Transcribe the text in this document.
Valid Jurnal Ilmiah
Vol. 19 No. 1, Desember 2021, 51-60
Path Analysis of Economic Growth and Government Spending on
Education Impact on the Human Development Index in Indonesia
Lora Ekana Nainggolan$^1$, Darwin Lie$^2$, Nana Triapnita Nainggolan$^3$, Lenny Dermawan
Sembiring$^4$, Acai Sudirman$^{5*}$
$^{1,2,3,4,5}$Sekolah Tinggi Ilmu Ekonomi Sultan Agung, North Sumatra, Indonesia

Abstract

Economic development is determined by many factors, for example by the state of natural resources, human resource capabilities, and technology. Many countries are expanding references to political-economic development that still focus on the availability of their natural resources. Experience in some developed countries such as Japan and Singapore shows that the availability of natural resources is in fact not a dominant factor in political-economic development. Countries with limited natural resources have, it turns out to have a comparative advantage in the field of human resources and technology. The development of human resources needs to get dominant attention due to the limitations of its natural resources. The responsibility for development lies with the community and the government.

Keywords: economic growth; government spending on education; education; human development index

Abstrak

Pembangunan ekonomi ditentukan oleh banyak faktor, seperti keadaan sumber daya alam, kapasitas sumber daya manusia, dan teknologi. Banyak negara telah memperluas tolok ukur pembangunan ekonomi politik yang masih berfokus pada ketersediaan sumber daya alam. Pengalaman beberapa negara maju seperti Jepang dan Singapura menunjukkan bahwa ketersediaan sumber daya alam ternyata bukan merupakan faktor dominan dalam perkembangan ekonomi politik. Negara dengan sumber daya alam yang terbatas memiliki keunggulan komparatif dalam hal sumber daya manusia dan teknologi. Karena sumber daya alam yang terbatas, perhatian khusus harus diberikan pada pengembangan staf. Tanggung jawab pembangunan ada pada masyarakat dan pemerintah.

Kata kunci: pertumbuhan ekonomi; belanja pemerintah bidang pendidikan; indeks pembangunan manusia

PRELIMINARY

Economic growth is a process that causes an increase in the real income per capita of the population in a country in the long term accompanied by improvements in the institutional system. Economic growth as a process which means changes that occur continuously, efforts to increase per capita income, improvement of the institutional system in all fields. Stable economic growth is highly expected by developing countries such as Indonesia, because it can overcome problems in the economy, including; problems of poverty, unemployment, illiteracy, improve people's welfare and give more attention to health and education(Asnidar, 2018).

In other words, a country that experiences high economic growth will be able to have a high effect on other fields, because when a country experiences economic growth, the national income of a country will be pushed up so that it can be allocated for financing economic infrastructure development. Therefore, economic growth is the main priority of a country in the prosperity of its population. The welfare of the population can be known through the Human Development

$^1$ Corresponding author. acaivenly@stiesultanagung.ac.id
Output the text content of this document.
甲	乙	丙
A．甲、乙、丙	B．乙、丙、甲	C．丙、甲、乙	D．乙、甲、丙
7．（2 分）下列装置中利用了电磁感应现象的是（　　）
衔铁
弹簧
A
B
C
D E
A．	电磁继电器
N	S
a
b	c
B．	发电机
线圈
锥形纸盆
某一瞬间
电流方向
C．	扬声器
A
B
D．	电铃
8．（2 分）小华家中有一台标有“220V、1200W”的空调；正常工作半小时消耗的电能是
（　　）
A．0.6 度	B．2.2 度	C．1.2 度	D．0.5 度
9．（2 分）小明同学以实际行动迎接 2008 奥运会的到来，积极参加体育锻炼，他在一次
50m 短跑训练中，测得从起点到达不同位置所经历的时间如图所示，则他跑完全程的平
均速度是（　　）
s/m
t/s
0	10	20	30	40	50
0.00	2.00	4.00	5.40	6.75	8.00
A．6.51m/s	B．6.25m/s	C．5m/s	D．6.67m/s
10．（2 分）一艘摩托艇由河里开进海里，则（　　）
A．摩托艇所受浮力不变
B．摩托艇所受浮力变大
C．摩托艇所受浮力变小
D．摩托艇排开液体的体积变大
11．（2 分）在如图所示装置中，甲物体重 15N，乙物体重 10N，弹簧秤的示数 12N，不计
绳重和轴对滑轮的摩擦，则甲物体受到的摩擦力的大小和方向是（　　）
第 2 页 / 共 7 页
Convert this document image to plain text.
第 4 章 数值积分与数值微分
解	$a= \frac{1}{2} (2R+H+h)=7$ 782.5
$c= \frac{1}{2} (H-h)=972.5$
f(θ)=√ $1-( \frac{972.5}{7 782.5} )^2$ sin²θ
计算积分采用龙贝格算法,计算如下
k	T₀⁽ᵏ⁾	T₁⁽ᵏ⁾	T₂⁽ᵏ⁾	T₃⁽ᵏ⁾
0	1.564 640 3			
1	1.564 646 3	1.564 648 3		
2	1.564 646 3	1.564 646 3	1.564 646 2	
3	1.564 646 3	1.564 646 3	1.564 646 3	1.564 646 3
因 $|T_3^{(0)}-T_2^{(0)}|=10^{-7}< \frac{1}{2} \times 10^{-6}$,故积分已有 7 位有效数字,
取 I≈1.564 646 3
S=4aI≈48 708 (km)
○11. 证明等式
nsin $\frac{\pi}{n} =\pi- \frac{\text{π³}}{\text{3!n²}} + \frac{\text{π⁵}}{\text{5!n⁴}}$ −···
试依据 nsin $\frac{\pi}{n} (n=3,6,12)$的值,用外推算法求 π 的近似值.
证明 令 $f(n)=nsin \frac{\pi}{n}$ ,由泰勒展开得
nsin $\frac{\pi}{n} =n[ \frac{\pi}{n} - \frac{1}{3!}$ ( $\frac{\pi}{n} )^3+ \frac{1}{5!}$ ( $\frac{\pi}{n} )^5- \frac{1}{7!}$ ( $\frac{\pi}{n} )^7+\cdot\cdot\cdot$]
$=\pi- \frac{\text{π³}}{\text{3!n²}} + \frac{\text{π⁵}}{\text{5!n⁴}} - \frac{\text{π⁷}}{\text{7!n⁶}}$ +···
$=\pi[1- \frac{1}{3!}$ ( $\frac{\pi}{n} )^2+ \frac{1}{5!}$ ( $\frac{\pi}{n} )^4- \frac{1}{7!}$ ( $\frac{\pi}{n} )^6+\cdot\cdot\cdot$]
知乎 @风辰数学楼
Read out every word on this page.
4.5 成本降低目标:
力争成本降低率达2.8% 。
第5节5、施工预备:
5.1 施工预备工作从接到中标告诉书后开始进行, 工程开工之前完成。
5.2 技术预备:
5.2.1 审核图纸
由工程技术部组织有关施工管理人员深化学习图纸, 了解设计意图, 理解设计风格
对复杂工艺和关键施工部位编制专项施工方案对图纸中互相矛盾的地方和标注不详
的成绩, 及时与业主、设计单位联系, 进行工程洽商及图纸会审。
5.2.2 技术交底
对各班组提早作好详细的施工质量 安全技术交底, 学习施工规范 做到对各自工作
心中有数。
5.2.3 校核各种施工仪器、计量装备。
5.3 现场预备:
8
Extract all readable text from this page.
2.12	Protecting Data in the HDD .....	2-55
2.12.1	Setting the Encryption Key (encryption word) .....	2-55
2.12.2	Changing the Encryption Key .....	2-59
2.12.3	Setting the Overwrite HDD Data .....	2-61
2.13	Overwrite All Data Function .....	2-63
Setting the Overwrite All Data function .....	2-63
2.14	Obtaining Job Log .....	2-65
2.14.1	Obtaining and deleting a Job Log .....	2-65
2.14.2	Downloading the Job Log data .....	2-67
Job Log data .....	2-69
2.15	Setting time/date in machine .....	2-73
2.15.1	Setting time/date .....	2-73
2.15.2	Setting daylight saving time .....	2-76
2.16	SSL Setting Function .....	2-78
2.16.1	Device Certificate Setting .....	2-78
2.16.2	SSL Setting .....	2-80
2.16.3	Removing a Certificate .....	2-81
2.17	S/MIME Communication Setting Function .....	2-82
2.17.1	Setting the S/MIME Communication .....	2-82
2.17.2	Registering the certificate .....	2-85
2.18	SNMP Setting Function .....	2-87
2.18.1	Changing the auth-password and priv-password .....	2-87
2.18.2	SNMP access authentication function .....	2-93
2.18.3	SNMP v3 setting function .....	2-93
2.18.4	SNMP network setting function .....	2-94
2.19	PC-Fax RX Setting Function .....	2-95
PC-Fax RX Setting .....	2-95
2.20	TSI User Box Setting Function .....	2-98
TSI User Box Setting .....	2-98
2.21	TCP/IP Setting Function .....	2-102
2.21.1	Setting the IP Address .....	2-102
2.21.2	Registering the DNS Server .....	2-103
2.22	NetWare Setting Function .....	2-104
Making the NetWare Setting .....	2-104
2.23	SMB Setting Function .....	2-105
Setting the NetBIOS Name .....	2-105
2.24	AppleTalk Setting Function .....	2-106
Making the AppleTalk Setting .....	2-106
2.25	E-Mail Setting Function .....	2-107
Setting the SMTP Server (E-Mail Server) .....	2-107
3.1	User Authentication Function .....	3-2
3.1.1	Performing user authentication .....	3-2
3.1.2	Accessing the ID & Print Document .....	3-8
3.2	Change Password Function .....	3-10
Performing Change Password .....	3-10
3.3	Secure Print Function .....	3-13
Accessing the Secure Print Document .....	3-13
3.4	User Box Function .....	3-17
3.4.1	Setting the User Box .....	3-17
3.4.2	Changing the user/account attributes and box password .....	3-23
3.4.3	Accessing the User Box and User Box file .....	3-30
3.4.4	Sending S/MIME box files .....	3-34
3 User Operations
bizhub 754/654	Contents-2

[Short task]
Pull out all lines of the data with the string "Print".

[Solution to the exercise]
3.1.2	Accessing the ID & Print Document .....	3-8
3.3	Secure Print Function .....	3-13
Accessing the Secure Print Document .....	3-13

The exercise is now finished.